What to work on: Copy out each line that has "user" in it.

Source material:
..........
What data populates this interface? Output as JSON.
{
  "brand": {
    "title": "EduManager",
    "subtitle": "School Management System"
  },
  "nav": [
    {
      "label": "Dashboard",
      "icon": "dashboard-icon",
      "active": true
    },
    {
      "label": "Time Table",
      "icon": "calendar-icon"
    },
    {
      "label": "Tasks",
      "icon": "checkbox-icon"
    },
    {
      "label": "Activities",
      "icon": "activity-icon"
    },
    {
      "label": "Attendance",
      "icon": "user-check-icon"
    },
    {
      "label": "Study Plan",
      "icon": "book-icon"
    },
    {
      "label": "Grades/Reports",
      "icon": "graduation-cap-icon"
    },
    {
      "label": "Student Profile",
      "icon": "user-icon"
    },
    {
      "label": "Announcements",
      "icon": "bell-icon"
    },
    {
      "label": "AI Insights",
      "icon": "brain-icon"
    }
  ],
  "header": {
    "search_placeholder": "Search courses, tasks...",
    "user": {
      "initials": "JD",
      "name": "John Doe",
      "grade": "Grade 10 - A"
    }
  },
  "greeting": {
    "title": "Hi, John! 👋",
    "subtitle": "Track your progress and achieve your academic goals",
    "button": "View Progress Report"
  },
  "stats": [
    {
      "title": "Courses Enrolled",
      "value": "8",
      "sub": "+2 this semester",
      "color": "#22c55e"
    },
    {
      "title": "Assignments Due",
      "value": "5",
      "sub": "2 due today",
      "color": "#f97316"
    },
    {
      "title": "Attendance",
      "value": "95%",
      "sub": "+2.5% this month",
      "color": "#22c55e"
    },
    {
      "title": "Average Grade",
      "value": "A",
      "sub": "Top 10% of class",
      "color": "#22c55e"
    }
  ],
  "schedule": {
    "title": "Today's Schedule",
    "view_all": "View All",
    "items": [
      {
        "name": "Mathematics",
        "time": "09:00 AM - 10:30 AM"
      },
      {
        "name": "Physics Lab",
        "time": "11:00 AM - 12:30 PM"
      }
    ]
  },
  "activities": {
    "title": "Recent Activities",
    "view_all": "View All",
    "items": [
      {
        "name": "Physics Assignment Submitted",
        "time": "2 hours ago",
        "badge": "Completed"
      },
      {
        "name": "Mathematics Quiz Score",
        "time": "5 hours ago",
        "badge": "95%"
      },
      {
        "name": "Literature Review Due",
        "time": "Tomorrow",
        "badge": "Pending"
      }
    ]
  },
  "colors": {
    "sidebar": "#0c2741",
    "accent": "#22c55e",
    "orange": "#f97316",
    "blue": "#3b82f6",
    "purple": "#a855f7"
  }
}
..........
Complete response:
      "icon": "user-check-icon"
      "icon": "user-icon"
    "user": {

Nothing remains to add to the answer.